>> Start SUPPLIED PASSAGE

What is C++? Is C++ a proprietary language? Do I need to pay to use it? What are the C++ Language Standards? How do I know if my compiler supports a Standard? Do I need to learn C or another language first? How can I best learn C++? What do I need to get started? What is Boost? And why do I want it? What is OOP (Object Oriented Programming)? What are templates and ‘generic programming’? How do I make windowed (GUI) programs? What is Visual C++? What does ‘visual programming’ mean?

What is C++?

C++ (pronounced “cee plus plus”) is a general-purpose programming language with features found both in very high-level languages and in very low-level languages.

Its name is in part a pun on the C increment-by-one operator, reflecting its nature as an evolution of the C programming language.

C++ adds object oriented programming capabilities to C: the use of classes, virtual methods, and multiple inheritance. It also adds reference types, operator overloading, templates, namespaces, and exception handling.

Recent enhancements include minor additions to the language (such as rvalue references and type inference) and a good many extensions and improvements to the C++ Standard Library.

As a result, it takes some time and effort to become familiar with all of the language’s capabilities – but there is no reason why you should not start using it proficiently right away.

Is C++ a proprietary language?

No, no one owns the C++ language. Anyone can use it royalty-free.

The C++ Standards Committee is an international organization that maintains the definition of the language. If you want an official copy of the C++ Standard you do need to pay them for it; however, unless you are writing a C++ compiler, you really don’t need it. You can get draft versions for free.

Also, you may need to buy a compiler to write C++ programs. For most computer systems there are excellent royalty-free options available. See below for more.

What are the C++ Language Standards?

C++ is closely linked to C, so both C and C++ standards are listed here.

>> End SUPPLIED PASSAGE

= GIVEN INSTRUCTION 1 =
Echo the passage about C++ word for word, starting with "Its name is" and going on through "proficiently right away.".
= GIVEN INSTRUCTION 2 =
Duplicate the lines of the listing exactly, starting with the line containing "y-tick-label: 6 <box>28 298 36 314</box>" and going on through the line containing "y-tick-label: 0 <box>28 402 36 418</box>".

>> Start GIVEN ENTRIES

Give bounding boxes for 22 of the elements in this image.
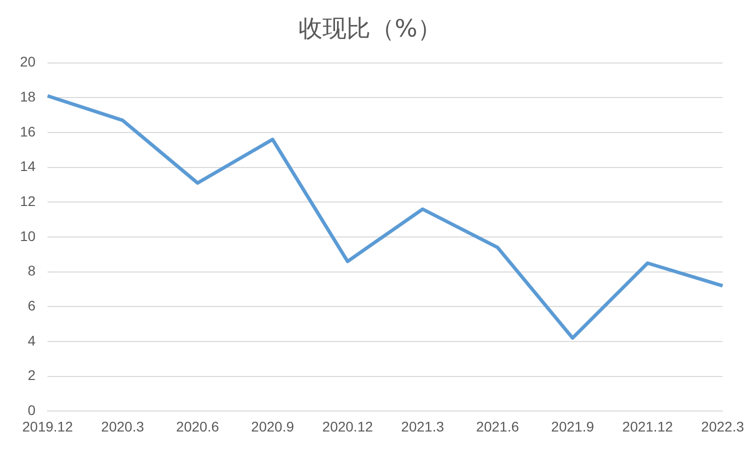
y-tick-label: 6 <box>28 298 36 314</box>
x-tick-label: 2020.9 <box>251 418 294 434</box>
y-tick-label: 16 <box>20 123 36 140</box>
y-tick-label: 10 <box>20 228 36 244</box>
chart-title: 收现比（%） <box>298 14 442 43</box>
x-tick-label: 2019.12 <box>22 418 74 434</box>
x-tick-label: 2020.12 <box>322 418 374 434</box>
y-tick-label: 18 <box>20 88 36 104</box>
y-tick-label: 20 <box>20 54 36 70</box>
y-tick-label: 8 <box>28 262 36 279</box>
x-tick-label: 2022.3 <box>701 418 744 434</box>
y-tick-label: 2 <box>28 367 36 384</box>
y-tick-label: 14 <box>20 158 36 174</box>
x-tick-label: 2021.6 <box>476 418 520 434</box>
x-tick-label: 2020.3 <box>101 418 144 434</box>
x-tick-label: 2021.3 <box>401 418 444 434</box>
y-tick-label: 0 <box>28 402 36 418</box>
x-tick-label: 2020.6 <box>176 418 220 434</box>
y-tick-label: 4 <box>28 332 36 348</box>
y-tick-label: 12 <box>20 193 36 210</box>
x-tick-label: 2021.9 <box>551 418 594 434</box>
x-tick-label: 2021.12 <box>622 418 674 434</box>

>> End GIVEN ENTRIES

= EXERCISE RESULT 1 =
Its name is in part a pun on the C increment-by-one operator, reflecting its nature as an evolution of the C programming language.

C++ adds object oriented programming capabilities to C: the use of classes, virtual methods, and multiple inheritance. It also adds reference types, operator overloading, templates, namespaces, and exception handling.

Recent enhancements include minor additions to the language (such as rvalue references and type inference) and a good many extensions and improvements to the C++ Standard Library.

As a result, it takes some time and effort to become familiar with all of the language’s capabilities – but there is no reason why you should not start using it proficiently right away.

= EXERCISE RESULT 2 =
y-tick-label: 6 <box>28 298 36 314</box>
x-tick-label: 2020.9 <box>251 418 294 434</box>
y-tick-label: 16 <box>20 123 36 140</box>
y-tick-label: 10 <box>20 228 36 244</box>
chart-title: 收现比（%） <box>298 14 442 43</box>
x-tick-label: 2019.12 <box>22 418 74 434</box>
x-tick-label: 2020.12 <box>322 418 374 434</box>
y-tick-label: 18 <box>20 88 36 104</box>
y-tick-label: 20 <box>20 54 36 70</box>
y-tick-label: 8 <box>28 262 36 279</box>
x-tick-label: 2022.3 <box>701 418 744 434</box>
y-tick-label: 2 <box>28 367 36 384</box>
y-tick-label: 14 <box>20 158 36 174</box>
x-tick-label: 2021.6 <box>476 418 520 434</box>
x-tick-label: 2020.3 <box>101 418 144 434</box>
x-tick-label: 2021.3 <box>401 418 444 434</box>
y-tick-label: 0 <box>28 402 36 418</box>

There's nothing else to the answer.